_STATED EXERCISE_
Retype each line exactly. Skip images.

[Data records]
= = = =

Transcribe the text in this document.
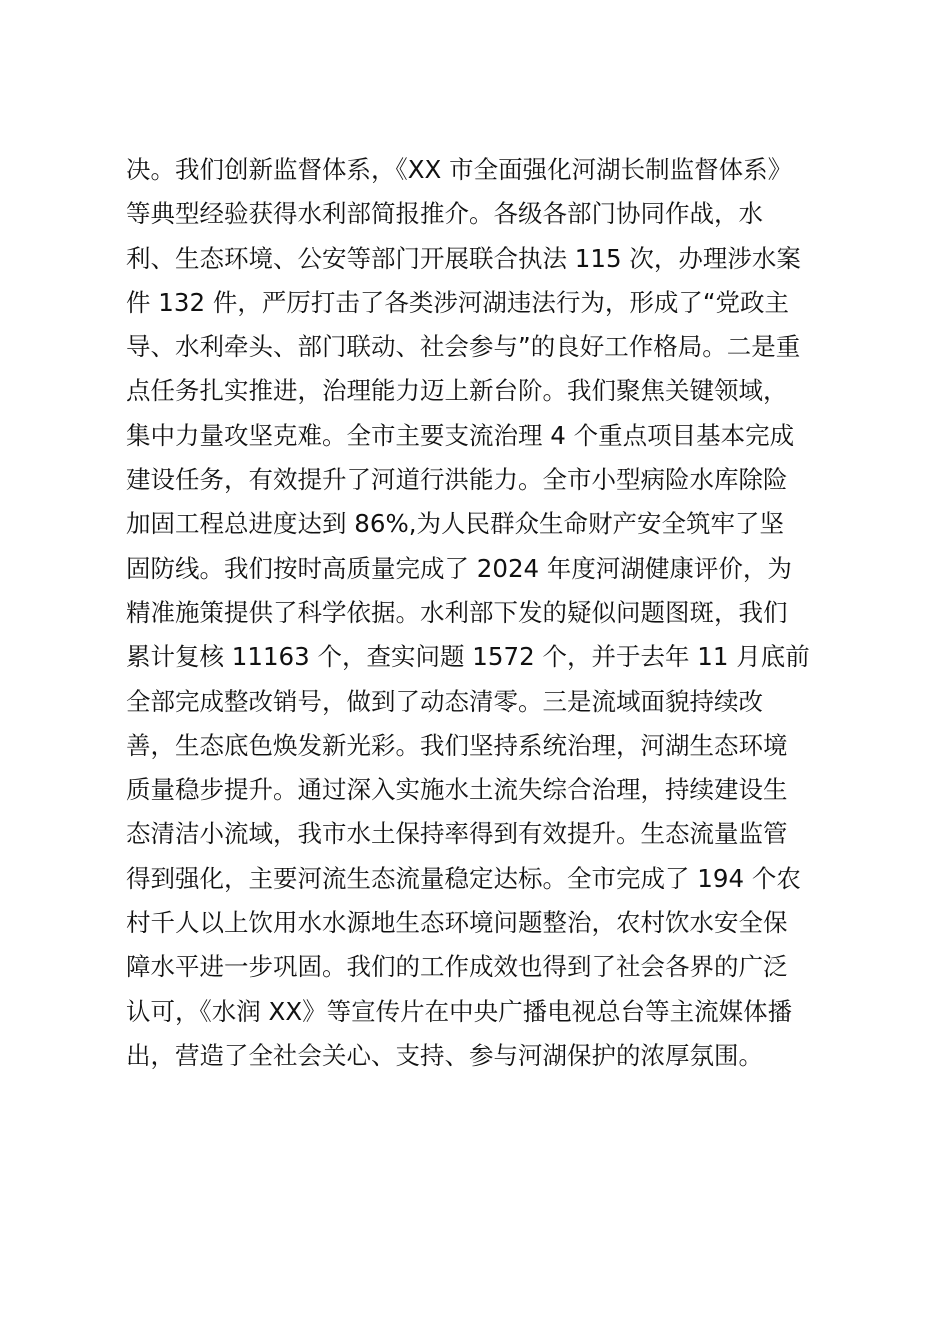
决。我们创新监督体系，《XX 市全面强化河湖长制监督体系》
等典型经验获得水利部简报推介。各级各部门协同作战，水
利、生态环境、公安等部门开展联合执法 115 次，办理涉水案
件 132 件，严厉打击了各类涉河湖违法行为，形成了“党政主
导、水利牵头、部门联动、社会参与”的良好工作格局。二是重
点任务扎实推进，治理能力迈上新台阶。我们聚焦关键领域，
集中力量攻坚克难。全市主要支流治理 4 个重点项目基本完成
建设任务，有效提升了河道行洪能力。全市小型病险水库除险
加固工程总进度达到 86%,为人民群众生命财产安全筑牢了坚
固防线。我们按时高质量完成了 2024 年度河湖健康评价，为
精准施策提供了科学依据。水利部下发的疑似问题图斑，我们
累计复核 11163 个，查实问题 1572 个，并于去年 11 月底前
全部完成整改销号，做到了动态清零。三是流域面貌持续改
善，生态底色焕发新光彩。我们坚持系统治理，河湖生态环境
质量稳步提升。通过深入实施水土流失综合治理，持续建设生
态清洁小流域，我市水土保持率得到有效提升。生态流量监管
得到强化，主要河流生态流量稳定达标。全市完成了 194 个农
村千人以上饮用水水源地生态环境问题整治，农村饮水安全保
障水平进一步巩固。我们的工作成效也得到了社会各界的广泛
认可，《水润 XX》等宣传片在中央广播电视总台等主流媒体播
出，营造了全社会关心、支持、参与河湖保护的浓厚氛围。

= = = =

_REPLY TO THE EXERCISE_
Transcribe the text in this document.
决。我们创新监督体系，《XX 市全面强化河湖长制监督体系》
等典型经验获得水利部简报推介。各级各部门协同作战，水
利、生态环境、公安等部门开展联合执法 115 次，办理涉水案
件 132 件，严厉打击了各类涉河湖违法行为，形成了“党政主
导、水利牵头、部门联动、社会参与”的良好工作格局。二是重
点任务扎实推进，治理能力迈上新台阶。我们聚焦关键领域，
集中力量攻坚克难。全市主要支流治理 4 个重点项目基本完成
建设任务，有效提升了河道行洪能力。全市小型病险水库除险
加固工程总进度达到 86%,为人民群众生命财产安全筑牢了坚
固防线。我们按时高质量完成了 2024 年度河湖健康评价，为
精准施策提供了科学依据。水利部下发的疑似问题图斑，我们
累计复核 11163 个，查实问题 1572 个，并于去年 11 月底前
全部完成整改销号，做到了动态清零。三是流域面貌持续改
善，生态底色焕发新光彩。我们坚持系统治理，河湖生态环境
质量稳步提升。通过深入实施水土流失综合治理，持续建设生
态清洁小流域，我市水土保持率得到有效提升。生态流量监管
得到强化，主要河流生态流量稳定达标。全市完成了 194 个农
村千人以上饮用水水源地生态环境问题整治，农村饮水安全保
障水平进一步巩固。我们的工作成效也得到了社会各界的广泛
认可，《水润 XX》等宣传片在中央广播电视总台等主流媒体播
出，营造了全社会关心、支持、参与河湖保护的浓厚氛围。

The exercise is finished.